>> Start

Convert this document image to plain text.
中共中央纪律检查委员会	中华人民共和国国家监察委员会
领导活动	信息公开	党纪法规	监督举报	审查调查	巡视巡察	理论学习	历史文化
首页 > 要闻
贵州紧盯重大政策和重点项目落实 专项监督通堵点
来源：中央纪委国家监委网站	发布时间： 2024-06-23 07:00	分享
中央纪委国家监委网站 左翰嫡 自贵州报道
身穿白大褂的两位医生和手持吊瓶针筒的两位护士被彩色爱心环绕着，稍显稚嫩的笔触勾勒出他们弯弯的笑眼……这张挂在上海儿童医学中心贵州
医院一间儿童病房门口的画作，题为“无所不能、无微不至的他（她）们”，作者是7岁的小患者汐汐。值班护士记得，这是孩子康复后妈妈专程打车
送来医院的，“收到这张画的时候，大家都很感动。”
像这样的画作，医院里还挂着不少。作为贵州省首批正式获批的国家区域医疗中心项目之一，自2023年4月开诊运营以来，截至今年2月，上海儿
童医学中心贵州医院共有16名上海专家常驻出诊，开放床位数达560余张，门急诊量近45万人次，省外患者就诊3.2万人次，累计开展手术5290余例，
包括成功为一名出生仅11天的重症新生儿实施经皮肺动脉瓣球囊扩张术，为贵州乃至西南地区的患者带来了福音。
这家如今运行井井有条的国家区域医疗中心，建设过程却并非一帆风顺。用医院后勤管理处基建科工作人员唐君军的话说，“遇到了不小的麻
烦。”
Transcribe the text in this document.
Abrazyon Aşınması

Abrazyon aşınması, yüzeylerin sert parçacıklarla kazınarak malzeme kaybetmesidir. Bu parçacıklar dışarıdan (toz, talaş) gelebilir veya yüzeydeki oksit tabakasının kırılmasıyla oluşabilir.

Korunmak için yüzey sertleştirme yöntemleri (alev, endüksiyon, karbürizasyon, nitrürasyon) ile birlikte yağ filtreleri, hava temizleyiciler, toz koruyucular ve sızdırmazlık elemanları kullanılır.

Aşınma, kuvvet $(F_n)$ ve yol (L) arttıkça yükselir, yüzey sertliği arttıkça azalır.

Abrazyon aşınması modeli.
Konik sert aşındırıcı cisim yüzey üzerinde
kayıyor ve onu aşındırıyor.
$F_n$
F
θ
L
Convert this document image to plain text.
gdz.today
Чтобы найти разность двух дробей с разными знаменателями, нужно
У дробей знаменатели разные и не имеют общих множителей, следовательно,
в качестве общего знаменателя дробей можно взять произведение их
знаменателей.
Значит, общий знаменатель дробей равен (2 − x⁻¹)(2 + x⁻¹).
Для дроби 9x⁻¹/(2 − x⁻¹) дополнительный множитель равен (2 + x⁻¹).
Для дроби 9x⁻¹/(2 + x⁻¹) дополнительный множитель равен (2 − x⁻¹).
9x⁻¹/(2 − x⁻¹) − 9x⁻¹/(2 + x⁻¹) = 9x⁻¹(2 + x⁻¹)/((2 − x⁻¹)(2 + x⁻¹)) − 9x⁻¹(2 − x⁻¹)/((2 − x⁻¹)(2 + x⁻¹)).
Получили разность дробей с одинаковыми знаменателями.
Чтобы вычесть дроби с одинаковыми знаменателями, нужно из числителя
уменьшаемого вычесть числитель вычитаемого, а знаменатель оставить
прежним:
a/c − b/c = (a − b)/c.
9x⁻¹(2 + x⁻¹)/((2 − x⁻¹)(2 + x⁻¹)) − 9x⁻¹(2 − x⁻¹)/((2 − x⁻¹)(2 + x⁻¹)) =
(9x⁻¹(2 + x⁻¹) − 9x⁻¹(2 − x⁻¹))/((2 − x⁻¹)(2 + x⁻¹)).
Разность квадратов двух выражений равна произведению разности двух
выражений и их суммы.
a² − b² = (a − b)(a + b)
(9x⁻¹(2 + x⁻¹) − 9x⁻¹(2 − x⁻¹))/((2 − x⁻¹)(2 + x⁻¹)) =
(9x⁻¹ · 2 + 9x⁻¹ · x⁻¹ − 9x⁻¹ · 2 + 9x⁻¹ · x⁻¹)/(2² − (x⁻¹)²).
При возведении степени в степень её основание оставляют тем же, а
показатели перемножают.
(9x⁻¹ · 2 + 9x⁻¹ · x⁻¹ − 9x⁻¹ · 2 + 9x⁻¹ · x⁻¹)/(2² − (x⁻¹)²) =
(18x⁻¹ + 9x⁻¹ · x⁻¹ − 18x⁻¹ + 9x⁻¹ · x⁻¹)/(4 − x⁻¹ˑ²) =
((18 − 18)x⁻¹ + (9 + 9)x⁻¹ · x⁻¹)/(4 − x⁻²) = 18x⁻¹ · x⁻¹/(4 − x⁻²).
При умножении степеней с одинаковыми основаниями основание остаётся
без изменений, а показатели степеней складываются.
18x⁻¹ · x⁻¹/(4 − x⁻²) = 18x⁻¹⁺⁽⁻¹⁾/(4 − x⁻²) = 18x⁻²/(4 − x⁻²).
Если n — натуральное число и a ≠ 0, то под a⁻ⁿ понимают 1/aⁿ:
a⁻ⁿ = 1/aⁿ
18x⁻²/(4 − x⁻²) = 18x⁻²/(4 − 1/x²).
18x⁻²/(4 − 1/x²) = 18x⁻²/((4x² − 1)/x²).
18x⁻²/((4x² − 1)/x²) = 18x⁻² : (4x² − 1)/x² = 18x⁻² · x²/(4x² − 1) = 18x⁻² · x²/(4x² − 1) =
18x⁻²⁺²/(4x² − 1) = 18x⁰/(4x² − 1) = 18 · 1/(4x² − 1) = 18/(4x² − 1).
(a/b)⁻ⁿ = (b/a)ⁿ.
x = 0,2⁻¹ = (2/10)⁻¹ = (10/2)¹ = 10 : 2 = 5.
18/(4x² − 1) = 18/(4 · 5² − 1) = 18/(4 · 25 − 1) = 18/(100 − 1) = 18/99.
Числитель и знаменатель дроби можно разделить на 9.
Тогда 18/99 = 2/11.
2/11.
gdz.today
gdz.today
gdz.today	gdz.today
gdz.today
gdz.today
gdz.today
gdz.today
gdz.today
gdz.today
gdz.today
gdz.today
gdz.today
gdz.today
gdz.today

>> End

**Stated problem**
Report how many lines of the data contain the word "Abrazyon", using the number alone.

**Reply to the exercise**
3